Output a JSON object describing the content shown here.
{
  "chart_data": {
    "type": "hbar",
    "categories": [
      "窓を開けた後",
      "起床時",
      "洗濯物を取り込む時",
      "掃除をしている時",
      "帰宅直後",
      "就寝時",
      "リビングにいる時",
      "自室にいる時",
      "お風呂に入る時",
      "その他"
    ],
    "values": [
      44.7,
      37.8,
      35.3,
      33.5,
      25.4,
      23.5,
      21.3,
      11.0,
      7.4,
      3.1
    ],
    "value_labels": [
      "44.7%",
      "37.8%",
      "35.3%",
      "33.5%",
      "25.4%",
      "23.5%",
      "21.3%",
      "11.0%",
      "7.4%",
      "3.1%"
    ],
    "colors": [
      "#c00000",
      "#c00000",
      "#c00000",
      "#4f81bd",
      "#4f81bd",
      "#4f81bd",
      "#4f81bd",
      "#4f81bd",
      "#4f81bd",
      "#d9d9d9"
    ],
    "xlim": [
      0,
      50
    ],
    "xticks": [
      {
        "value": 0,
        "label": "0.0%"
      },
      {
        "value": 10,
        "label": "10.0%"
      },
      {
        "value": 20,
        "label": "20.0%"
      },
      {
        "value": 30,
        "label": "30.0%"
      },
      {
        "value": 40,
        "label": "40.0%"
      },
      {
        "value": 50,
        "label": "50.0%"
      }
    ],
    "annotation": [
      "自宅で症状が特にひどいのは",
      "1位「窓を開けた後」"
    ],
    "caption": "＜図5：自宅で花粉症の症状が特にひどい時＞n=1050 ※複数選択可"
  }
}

-------

_Goal_
Write out the full listing, keeping every line exactly as it is.

_Problem solution_
Output a JSON object describing the content shown here.
{
  "chart_data": {
    "type": "hbar",
    "categories": [
      "窓を開けた後",
      "起床時",
      "洗濯物を取り込む時",
      "掃除をしている時",
      "帰宅直後",
      "就寝時",
      "リビングにいる時",
      "自室にいる時",
      "お風呂に入る時",
      "その他"
    ],
    "values": [
      44.7,
      37.8,
      35.3,
      33.5,
      25.4,
      23.5,
      21.3,
      11.0,
      7.4,
      3.1
    ],
    "value_labels": [
      "44.7%",
      "37.8%",
      "35.3%",
      "33.5%",
      "25.4%",
      "23.5%",
      "21.3%",
      "11.0%",
      "7.4%",
      "3.1%"
    ],
    "colors": [
      "#c00000",
      "#c00000",
      "#c00000",
      "#4f81bd",
      "#4f81bd",
      "#4f81bd",
      "#4f81bd",
      "#4f81bd",
      "#4f81bd",
      "#d9d9d9"
    ],
    "xlim": [
      0,
      50
    ],
    "xticks": [
      {
        "value": 0,
        "label": "0.0%"
      },
      {
        "value": 10,
        "label": "10.0%"
      },
      {
        "value": 20,
        "label": "20.0%"
      },
      {
        "value": 30,
        "label": "30.0%"
      },
      {
        "value": 40,
        "label": "40.0%"
      },
      {
        "value": 50,
        "label": "50.0%"
      }
    ],
    "annotation": [
      "自宅で症状が特にひどいのは",
      "1位「窓を開けた後」"
    ],
    "caption": "＜図5：自宅で花粉症の症状が特にひどい時＞n=1050 ※複数選択可"
  }
}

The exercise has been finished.